THE PROBLEM » Output the material beneath exactly, leaving nothing out.

::: RECORDS SHOWN :::

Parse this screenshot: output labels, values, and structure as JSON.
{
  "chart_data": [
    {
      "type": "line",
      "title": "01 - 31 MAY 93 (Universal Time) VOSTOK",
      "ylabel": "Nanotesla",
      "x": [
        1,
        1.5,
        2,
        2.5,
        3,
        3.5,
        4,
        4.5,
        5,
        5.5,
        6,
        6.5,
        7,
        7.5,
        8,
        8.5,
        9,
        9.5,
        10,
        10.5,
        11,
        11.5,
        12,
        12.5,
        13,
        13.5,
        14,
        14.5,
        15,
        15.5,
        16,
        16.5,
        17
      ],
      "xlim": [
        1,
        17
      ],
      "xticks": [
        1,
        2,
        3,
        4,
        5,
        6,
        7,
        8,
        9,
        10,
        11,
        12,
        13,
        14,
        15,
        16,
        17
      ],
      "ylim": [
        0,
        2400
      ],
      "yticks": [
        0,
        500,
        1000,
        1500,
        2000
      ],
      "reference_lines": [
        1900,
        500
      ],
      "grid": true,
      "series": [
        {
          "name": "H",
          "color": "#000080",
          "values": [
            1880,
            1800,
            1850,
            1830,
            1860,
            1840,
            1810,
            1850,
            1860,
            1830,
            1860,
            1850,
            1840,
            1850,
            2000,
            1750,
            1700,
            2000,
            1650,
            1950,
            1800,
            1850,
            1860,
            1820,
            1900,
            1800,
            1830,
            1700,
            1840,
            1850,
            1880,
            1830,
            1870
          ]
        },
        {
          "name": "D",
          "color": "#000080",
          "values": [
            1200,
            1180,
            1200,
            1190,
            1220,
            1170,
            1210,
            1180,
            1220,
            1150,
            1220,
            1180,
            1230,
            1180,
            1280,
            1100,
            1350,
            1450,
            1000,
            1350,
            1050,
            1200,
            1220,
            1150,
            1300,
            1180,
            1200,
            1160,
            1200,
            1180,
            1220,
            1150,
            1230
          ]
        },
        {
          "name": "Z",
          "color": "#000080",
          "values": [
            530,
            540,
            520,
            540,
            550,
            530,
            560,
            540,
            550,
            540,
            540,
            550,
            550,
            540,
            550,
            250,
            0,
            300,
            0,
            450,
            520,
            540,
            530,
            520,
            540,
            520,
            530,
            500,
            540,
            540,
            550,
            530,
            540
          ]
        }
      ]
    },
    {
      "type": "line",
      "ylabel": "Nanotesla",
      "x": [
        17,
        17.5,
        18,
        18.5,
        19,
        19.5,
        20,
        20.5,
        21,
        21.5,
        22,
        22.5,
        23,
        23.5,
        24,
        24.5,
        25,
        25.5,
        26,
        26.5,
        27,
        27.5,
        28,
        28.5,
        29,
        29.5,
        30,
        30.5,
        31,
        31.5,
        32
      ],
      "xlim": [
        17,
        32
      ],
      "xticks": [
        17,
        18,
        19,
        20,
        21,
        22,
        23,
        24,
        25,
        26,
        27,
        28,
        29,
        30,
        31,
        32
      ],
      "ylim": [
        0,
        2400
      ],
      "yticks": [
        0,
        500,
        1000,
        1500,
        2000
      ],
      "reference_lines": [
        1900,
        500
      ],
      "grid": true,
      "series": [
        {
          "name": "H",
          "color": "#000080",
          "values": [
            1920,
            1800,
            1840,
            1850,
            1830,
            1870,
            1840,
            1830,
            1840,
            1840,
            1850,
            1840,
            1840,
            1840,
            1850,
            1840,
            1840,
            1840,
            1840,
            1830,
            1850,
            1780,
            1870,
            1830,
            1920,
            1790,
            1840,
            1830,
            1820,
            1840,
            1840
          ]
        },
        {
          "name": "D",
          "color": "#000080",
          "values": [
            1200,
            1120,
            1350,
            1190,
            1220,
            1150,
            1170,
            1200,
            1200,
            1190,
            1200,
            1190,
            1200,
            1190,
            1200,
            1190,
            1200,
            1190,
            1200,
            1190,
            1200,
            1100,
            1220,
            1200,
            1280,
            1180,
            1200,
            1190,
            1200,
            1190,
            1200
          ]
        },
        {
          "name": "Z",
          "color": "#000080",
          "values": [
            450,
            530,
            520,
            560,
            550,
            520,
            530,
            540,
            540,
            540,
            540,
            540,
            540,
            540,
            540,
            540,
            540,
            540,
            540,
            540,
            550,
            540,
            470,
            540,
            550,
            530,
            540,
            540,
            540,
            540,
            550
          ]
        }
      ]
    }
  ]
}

:::

RESULT OF THIS EXERCISE »
Parse this screenshot: output labels, values, and structure as JSON.
{
  "chart_data": [
    {
      "type": "line",
      "title": "01 - 31 MAY 93 (Universal Time) VOSTOK",
      "ylabel": "Nanotesla",
      "x": [
        1,
        1.5,
        2,
        2.5,
        3,
        3.5,
        4,
        4.5,
        5,
        5.5,
        6,
        6.5,
        7,
        7.5,
        8,
        8.5,
        9,
        9.5,
        10,
        10.5,
        11,
        11.5,
        12,
        12.5,
        13,
        13.5,
        14,
        14.5,
        15,
        15.5,
        16,
        16.5,
        17
      ],
      "xlim": [
        1,
        17
      ],
      "xticks": [
        1,
        2,
        3,
        4,
        5,
        6,
        7,
        8,
        9,
        10,
        11,
        12,
        13,
        14,
        15,
        16,
        17
      ],
      "ylim": [
        0,
        2400
      ],
      "yticks": [
        0,
        500,
        1000,
        1500,
        2000
      ],
      "reference_lines": [
        1900,
        500
      ],
      "grid": true,
      "series": [
        {
          "name": "H",
          "color": "#000080",
          "values": [
            1880,
            1800,
            1850,
            1830,
            1860,
            1840,
            1810,
            1850,
            1860,
            1830,
            1860,
            1850,
            1840,
            1850,
            2000,
            1750,
            1700,
            2000,
            1650,
            1950,
            1800,
            1850,
            1860,
            1820,
            1900,
            1800,
            1830,
            1700,
            1840,
            1850,
            1880,
            1830,
            1870
          ]
        },
        {
          "name": "D",
          "color": "#000080",
          "values": [
            1200,
            1180,
            1200,
            1190,
            1220,
            1170,
            1210,
            1180,
            1220,
            1150,
            1220,
            1180,
            1230,
            1180,
            1280,
            1100,
            1350,
            1450,
            1000,
            1350,
            1050,
            1200,
            1220,
            1150,
            1300,
            1180,
            1200,
            1160,
            1200,
            1180,
            1220,
            1150,
            1230
          ]
        },
        {
          "name": "Z",
          "color": "#000080",
          "values": [
            530,
            540,
            520,
            540,
            550,
            530,
            560,
            540,
            550,
            540,
            540,
            550,
            550,
            540,
            550,
            250,
            0,
            300,
            0,
            450,
            520,
            540,
            530,
            520,
            540,
            520,
            530,
            500,
            540,
            540,
            550,
            530,
            540
          ]
        }
      ]
    },
    {
      "type": "line",
      "ylabel": "Nanotesla",
      "x": [
        17,
        17.5,
        18,
        18.5,
        19,
        19.5,
        20,
        20.5,
        21,
        21.5,
        22,
        22.5,
        23,
        23.5,
        24,
        24.5,
        25,
        25.5,
        26,
        26.5,
        27,
        27.5,
        28,
        28.5,
        29,
        29.5,
        30,
        30.5,
        31,
        31.5,
        32
      ],
      "xlim": [
        17,
        32
      ],
      "xticks": [
        17,
        18,
        19,
        20,
        21,
        22,
        23,
        24,
        25,
        26,
        27,
        28,
        29,
        30,
        31,
        32
      ],
      "ylim": [
        0,
        2400
      ],
      "yticks": [
        0,
        500,
        1000,
        1500,
        2000
      ],
      "reference_lines": [
        1900,
        500
      ],
      "grid": true,
      "series": [
        {
          "name": "H",
          "color": "#000080",
          "values": [
            1920,
            1800,
            1840,
            1850,
            1830,
            1870,
            1840,
            1830,
            1840,
            1840,
            1850,
            1840,
            1840,
            1840,
            1850,
            1840,
            1840,
            1840,
            1840,
            1830,
            1850,
            1780,
            1870,
            1830,
            1920,
            1790,
            1840,
            1830,
            1820,
            1840,
            1840
          ]
        },
        {
          "name": "D",
          "color": "#000080",
          "values": [
            1200,
            1120,
            1350,
            1190,
            1220,
            1150,
            1170,
            1200,
            1200,
            1190,
            1200,
            1190,
            1200,
            1190,
            1200,
            1190,
            1200,
            1190,
            1200,
            1190,
            1200,
            1100,
            1220,
            1200,
            1280,
            1180,
            1200,
            1190,
            1200,
            1190,
            1200
          ]
        },
        {
          "name": "Z",
          "color": "#000080",
          "values": [
            450,
            530,
            520,
            560,
            550,
            520,
            530,
            540,
            540,
            540,
            540,
            540,
            540,
            540,
            540,
            540,
            540,
            540,
            540,
            540,
            550,
            540,
            470,
            540,
            550,
            530,
            540,
            540,
            540,
            540,
            550
          ]
        }
      ]
    }
  ]
}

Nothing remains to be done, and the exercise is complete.